WHAT IS REQUIRED – Lines containing the word "JSON" should be extracted in full.

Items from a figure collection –
※

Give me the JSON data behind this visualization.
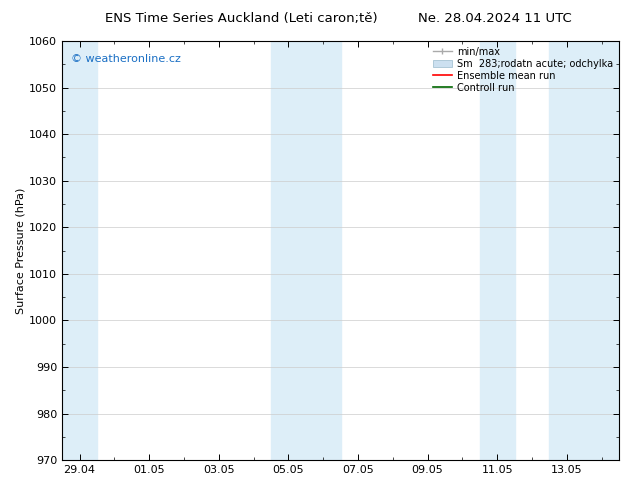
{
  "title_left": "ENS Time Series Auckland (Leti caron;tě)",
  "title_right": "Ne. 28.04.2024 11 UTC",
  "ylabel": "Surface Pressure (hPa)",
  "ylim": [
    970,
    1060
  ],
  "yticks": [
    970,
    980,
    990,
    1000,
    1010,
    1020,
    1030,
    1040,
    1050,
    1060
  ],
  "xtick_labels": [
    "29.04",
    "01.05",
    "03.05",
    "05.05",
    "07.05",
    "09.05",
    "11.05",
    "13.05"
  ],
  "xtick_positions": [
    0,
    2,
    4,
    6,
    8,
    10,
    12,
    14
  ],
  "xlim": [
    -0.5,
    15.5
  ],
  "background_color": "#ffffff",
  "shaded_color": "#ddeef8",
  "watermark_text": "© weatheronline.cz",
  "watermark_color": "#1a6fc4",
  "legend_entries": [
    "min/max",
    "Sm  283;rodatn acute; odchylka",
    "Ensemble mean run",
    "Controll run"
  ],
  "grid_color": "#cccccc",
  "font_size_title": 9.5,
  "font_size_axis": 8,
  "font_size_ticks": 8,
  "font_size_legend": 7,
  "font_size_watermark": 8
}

※

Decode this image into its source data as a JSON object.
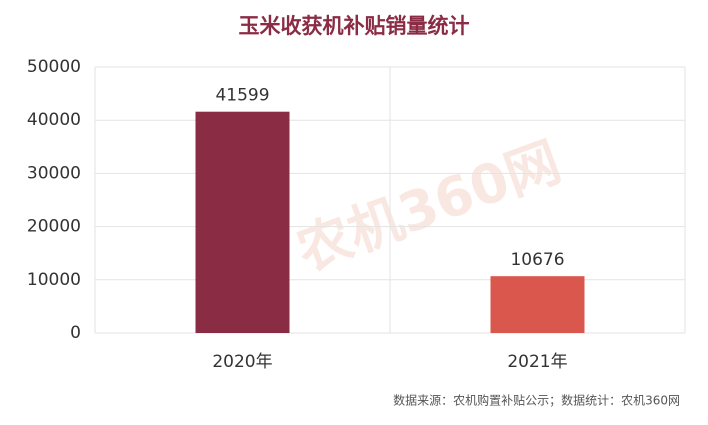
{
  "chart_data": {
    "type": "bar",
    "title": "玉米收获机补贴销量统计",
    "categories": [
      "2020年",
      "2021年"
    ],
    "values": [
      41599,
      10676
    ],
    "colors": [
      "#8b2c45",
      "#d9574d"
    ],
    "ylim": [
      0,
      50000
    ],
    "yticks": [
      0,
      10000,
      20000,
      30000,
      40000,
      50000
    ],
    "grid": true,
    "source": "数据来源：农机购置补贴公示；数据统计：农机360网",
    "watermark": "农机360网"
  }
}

※

RESULT FOR THIS EXERCISE –
Give me the JSON data behind this visualization.
Decode this image into its source data as a JSON object.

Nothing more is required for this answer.